● **Exercise goal**
Reproduce the material in full, unchanged.

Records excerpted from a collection

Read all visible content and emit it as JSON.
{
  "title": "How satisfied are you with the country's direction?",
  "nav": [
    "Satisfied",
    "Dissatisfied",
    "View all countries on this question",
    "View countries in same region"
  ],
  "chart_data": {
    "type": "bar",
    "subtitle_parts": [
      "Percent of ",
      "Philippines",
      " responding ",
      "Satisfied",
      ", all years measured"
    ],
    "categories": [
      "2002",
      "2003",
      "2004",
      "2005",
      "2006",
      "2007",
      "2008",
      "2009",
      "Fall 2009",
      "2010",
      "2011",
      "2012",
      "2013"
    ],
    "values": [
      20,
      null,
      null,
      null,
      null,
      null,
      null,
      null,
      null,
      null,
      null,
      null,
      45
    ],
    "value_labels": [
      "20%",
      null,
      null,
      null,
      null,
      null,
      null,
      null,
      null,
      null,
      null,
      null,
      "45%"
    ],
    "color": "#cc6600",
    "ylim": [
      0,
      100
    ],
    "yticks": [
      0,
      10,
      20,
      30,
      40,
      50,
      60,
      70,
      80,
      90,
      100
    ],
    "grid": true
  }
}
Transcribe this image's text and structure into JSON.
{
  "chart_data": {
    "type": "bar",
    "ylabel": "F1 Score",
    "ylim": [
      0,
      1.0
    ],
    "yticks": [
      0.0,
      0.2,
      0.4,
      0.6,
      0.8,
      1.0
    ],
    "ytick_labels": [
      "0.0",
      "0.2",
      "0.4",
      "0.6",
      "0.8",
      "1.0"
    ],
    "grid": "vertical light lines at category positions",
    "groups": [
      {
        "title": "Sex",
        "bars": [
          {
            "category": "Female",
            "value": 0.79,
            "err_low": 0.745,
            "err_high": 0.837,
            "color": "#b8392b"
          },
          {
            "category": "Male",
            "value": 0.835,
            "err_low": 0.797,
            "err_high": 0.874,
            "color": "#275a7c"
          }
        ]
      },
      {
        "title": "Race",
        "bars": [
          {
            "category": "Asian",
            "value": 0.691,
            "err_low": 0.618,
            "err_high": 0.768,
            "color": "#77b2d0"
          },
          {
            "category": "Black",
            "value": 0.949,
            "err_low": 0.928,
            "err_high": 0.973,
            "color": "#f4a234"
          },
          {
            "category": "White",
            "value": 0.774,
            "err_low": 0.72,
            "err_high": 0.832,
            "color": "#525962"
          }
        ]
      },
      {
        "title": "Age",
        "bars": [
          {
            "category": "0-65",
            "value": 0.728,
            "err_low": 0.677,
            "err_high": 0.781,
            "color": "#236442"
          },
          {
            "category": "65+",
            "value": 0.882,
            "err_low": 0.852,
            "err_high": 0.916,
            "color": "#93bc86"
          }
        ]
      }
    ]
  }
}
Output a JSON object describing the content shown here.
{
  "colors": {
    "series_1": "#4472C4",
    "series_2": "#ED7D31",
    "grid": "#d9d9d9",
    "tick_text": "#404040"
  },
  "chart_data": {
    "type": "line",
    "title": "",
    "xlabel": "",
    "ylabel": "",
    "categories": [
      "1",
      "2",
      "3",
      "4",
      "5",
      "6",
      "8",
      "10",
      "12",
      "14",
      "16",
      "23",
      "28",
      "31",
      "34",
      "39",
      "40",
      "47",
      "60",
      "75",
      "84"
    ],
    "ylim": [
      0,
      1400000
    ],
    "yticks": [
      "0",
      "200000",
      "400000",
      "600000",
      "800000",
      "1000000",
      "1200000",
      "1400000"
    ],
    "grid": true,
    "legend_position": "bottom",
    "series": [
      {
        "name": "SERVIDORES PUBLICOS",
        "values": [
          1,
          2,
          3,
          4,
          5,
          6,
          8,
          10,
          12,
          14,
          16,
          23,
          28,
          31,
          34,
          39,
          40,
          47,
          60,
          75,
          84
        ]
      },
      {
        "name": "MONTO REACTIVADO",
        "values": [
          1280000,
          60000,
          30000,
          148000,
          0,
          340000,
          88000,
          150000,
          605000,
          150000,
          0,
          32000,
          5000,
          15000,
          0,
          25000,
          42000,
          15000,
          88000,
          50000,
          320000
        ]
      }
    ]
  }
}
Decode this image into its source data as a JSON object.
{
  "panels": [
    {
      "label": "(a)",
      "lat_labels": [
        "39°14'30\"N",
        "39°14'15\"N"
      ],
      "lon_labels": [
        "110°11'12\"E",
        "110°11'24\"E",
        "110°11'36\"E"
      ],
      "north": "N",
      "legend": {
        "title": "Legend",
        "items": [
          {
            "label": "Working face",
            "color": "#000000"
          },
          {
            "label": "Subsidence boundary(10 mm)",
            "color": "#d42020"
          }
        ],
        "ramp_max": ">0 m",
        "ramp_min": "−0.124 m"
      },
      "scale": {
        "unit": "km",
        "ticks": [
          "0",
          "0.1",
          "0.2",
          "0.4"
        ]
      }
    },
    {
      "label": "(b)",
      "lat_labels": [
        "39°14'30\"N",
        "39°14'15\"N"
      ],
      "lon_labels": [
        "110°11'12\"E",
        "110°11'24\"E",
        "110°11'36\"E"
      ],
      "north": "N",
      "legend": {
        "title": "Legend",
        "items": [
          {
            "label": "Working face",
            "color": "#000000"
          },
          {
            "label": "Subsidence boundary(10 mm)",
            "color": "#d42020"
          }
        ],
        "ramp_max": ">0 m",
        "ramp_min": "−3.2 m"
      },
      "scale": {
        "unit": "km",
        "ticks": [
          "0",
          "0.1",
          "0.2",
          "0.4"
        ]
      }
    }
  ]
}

● **Result of the task**
Read all visible content and emit it as JSON.
{
  "title": "How satisfied are you with the country's direction?",
  "nav": [
    "Satisfied",
    "Dissatisfied",
    "View all countries on this question",
    "View countries in same region"
  ],
  "chart_data": {
    "type": "bar",
    "subtitle_parts": [
      "Percent of ",
      "Philippines",
      " responding ",
      "Satisfied",
      ", all years measured"
    ],
    "categories": [
      "2002",
      "2003",
      "2004",
      "2005",
      "2006",
      "2007",
      "2008",
      "2009",
      "Fall 2009",
      "2010",
      "2011",
      "2012",
      "2013"
    ],
    "values": [
      20,
      null,
      null,
      null,
      null,
      null,
      null,
      null,
      null,
      null,
      null,
      null,
      45
    ],
    "value_labels": [
      "20%",
      null,
      null,
      null,
      null,
      null,
      null,
      null,
      null,
      null,
      null,
      null,
      "45%"
    ],
    "color": "#cc6600",
    "ylim": [
      0,
      100
    ],
    "yticks": [
      0,
      10,
      20,
      30,
      40,
      50,
      60,
      70,
      80,
      90,
      100
    ],
    "grid": true
  }
}
Transcribe this image's text and structure into JSON.
{
  "chart_data": {
    "type": "bar",
    "ylabel": "F1 Score",
    "ylim": [
      0,
      1.0
    ],
    "yticks": [
      0.0,
      0.2,
      0.4,
      0.6,
      0.8,
      1.0
    ],
    "ytick_labels": [
      "0.0",
      "0.2",
      "0.4",
      "0.6",
      "0.8",
      "1.0"
    ],
    "grid": "vertical light lines at category positions",
    "groups": [
      {
        "title": "Sex",
        "bars": [
          {
            "category": "Female",
            "value": 0.79,
            "err_low": 0.745,
            "err_high": 0.837,
            "color": "#b8392b"
          },
          {
            "category": "Male",
            "value": 0.835,
            "err_low": 0.797,
            "err_high": 0.874,
            "color": "#275a7c"
          }
        ]
      },
      {
        "title": "Race",
        "bars": [
          {
            "category": "Asian",
            "value": 0.691,
            "err_low": 0.618,
            "err_high": 0.768,
            "color": "#77b2d0"
          },
          {
            "category": "Black",
            "value": 0.949,
            "err_low": 0.928,
            "err_high": 0.973,
            "color": "#f4a234"
          },
          {
            "category": "White",
            "value": 0.774,
            "err_low": 0.72,
            "err_high": 0.832,
            "color": "#525962"
          }
        ]
      },
      {
        "title": "Age",
        "bars": [
          {
            "category": "0-65",
            "value": 0.728,
            "err_low": 0.677,
            "err_high": 0.781,
            "color": "#236442"
          },
          {
            "category": "65+",
            "value": 0.882,
            "err_low": 0.852,
            "err_high": 0.916,
            "color": "#93bc86"
          }
        ]
      }
    ]
  }
}
Output a JSON object describing the content shown here.
{
  "colors": {
    "series_1": "#4472C4",
    "series_2": "#ED7D31",
    "grid": "#d9d9d9",
    "tick_text": "#404040"
  },
  "chart_data": {
    "type": "line",
    "title": "",
    "xlabel": "",
    "ylabel": "",
    "categories": [
      "1",
      "2",
      "3",
      "4",
      "5",
      "6",
      "8",
      "10",
      "12",
      "14",
      "16",
      "23",
      "28",
      "31",
      "34",
      "39",
      "40",
      "47",
      "60",
      "75",
      "84"
    ],
    "ylim": [
      0,
      1400000
    ],
    "yticks": [
      "0",
      "200000",
      "400000",
      "600000",
      "800000",
      "1000000",
      "1200000",
      "1400000"
    ],
    "grid": true,
    "legend_position": "bottom",
    "series": [
      {
        "name": "SERVIDORES PUBLICOS",
        "values": [
          1,
          2,
          3,
          4,
          5,
          6,
          8,
          10,
          12,
          14,
          16,
          23,
          28,
          31,
          34,
          39,
          40,
          47,
          60,
          75,
          84
        ]
      },
      {
        "name": "MONTO REACTIVADO",
        "values": [
          1280000,
          60000,
          30000,
          148000,
          0,
          340000,
          88000,
          150000,
          605000,
          150000,
          0,
          32000,
          5000,
          15000,
          0,
          25000,
          42000,
          15000,
          88000,
          50000,
          320000
        ]
      }
    ]
  }
}
Decode this image into its source data as a JSON object.
{
  "panels": [
    {
      "label": "(a)",
      "lat_labels": [
        "39°14'30\"N",
        "39°14'15\"N"
      ],
      "lon_labels": [
        "110°11'12\"E",
        "110°11'24\"E",
        "110°11'36\"E"
      ],
      "north": "N",
      "legend": {
        "title": "Legend",
        "items": [
          {
            "label": "Working face",
            "color": "#000000"
          },
          {
            "label": "Subsidence boundary(10 mm)",
            "color": "#d42020"
          }
        ],
        "ramp_max": ">0 m",
        "ramp_min": "−0.124 m"
      },
      "scale": {
        "unit": "km",
        "ticks": [
          "0",
          "0.1",
          "0.2",
          "0.4"
        ]
      }
    },
    {
      "label": "(b)",
      "lat_labels": [
        "39°14'30\"N",
        "39°14'15\"N"
      ],
      "lon_labels": [
        "110°11'12\"E",
        "110°11'24\"E",
        "110°11'36\"E"
      ],
      "north": "N",
      "legend": {
        "title": "Legend",
        "items": [
          {
            "label": "Working face",
            "color": "#000000"
          },
          {
            "label": "Subsidence boundary(10 mm)",
            "color": "#d42020"
          }
        ],
        "ramp_max": ">0 m",
        "ramp_min": "−3.2 m"
      },
      "scale": {
        "unit": "km",
        "ticks": [
          "0",
          "0.1",
          "0.2",
          "0.4"
        ]
      }
    }
  ]
}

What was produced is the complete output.